> **Given request**
Exact repetition is required: output every record in full.

○ ○ ○

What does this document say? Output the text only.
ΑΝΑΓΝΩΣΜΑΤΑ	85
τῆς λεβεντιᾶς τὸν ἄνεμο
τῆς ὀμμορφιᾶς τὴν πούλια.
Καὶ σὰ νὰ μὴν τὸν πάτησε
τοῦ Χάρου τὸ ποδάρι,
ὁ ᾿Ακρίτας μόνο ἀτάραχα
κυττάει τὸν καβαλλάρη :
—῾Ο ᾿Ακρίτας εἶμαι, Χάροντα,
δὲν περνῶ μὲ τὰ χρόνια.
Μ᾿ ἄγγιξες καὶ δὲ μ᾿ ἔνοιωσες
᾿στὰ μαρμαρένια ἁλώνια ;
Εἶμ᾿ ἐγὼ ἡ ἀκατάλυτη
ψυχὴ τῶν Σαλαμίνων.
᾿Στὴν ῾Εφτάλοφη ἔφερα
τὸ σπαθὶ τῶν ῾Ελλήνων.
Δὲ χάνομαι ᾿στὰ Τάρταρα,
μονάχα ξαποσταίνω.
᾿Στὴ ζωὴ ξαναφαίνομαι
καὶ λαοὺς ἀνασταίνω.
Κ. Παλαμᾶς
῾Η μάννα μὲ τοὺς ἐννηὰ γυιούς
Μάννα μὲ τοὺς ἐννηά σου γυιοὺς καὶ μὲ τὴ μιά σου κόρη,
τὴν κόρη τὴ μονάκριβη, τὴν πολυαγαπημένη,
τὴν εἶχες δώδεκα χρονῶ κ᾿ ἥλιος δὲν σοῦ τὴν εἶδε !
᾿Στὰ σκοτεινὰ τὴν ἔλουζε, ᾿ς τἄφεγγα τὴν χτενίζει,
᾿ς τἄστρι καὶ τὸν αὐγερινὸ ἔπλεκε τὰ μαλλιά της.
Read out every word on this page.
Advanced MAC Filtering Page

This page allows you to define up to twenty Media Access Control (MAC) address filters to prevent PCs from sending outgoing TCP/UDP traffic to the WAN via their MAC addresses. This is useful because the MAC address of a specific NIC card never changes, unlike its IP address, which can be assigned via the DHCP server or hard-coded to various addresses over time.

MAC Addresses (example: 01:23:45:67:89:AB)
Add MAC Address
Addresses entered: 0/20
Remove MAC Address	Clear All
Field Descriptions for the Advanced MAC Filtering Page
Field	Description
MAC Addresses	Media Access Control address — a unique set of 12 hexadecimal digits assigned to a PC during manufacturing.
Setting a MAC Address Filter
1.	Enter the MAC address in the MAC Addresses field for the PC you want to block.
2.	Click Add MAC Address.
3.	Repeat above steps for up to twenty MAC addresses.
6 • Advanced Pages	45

○ ○ ○

> **Exercise result**
What does this document say? Output the text only.
ΑΝΑΓΝΩΣΜΑΤΑ	85
τῆς λεβεντιᾶς τὸν ἄνεμο
τῆς ὀμμορφιᾶς τὴν πούλια.
Καὶ σὰ νὰ μὴν τὸν πάτησε
τοῦ Χάρου τὸ ποδάρι,
ὁ ᾿Ακρίτας μόνο ἀτάραχα
κυττάει τὸν καβαλλάρη :
—῾Ο ᾿Ακρίτας εἶμαι, Χάροντα,
δὲν περνῶ μὲ τὰ χρόνια.
Μ᾿ ἄγγιξες καὶ δὲ μ᾿ ἔνοιωσες
᾿στὰ μαρμαρένια ἁλώνια ;
Εἶμ᾿ ἐγὼ ἡ ἀκατάλυτη
ψυχὴ τῶν Σαλαμίνων.
᾿Στὴν ῾Εφτάλοφη ἔφερα
τὸ σπαθὶ τῶν ῾Ελλήνων.
Δὲ χάνομαι ᾿στὰ Τάρταρα,
μονάχα ξαποσταίνω.
᾿Στὴ ζωὴ ξαναφαίνομαι
καὶ λαοὺς ἀνασταίνω.
Κ. Παλαμᾶς
῾Η μάννα μὲ τοὺς ἐννηὰ γυιούς
Μάννα μὲ τοὺς ἐννηά σου γυιοὺς καὶ μὲ τὴ μιά σου κόρη,
τὴν κόρη τὴ μονάκριβη, τὴν πολυαγαπημένη,
τὴν εἶχες δώδεκα χρονῶ κ᾿ ἥλιος δὲν σοῦ τὴν εἶδε !
᾿Στὰ σκοτεινὰ τὴν ἔλουζε, ᾿ς τἄφεγγα τὴν χτενίζει,
᾿ς τἄστρι καὶ τὸν αὐγερινὸ ἔπλεκε τὰ μαλλιά της.
Read out every word on this page.
Advanced MAC Filtering Page

This page allows you to define up to twenty Media Access Control (MAC) address filters to prevent PCs from sending outgoing TCP/UDP traffic to the WAN via their MAC addresses. This is useful because the MAC address of a specific NIC card never changes, unlike its IP address, which can be assigned via the DHCP server or hard-coded to various addresses over time.

MAC Addresses (example: 01:23:45:67:89:AB)
Add MAC Address
Addresses entered: 0/20
Remove MAC Address	Clear All
Field Descriptions for the Advanced MAC Filtering Page
Field	Description
MAC Addresses	Media Access Control address — a unique set of 12 hexadecimal digits assigned to a PC during manufacturing.
Setting a MAC Address Filter
1.	Enter the MAC address in the MAC Addresses field for the PC you want to block.
2.	Click Add MAC Address.
3.	Repeat above steps for up to twenty MAC addresses.
6 • Advanced Pages	45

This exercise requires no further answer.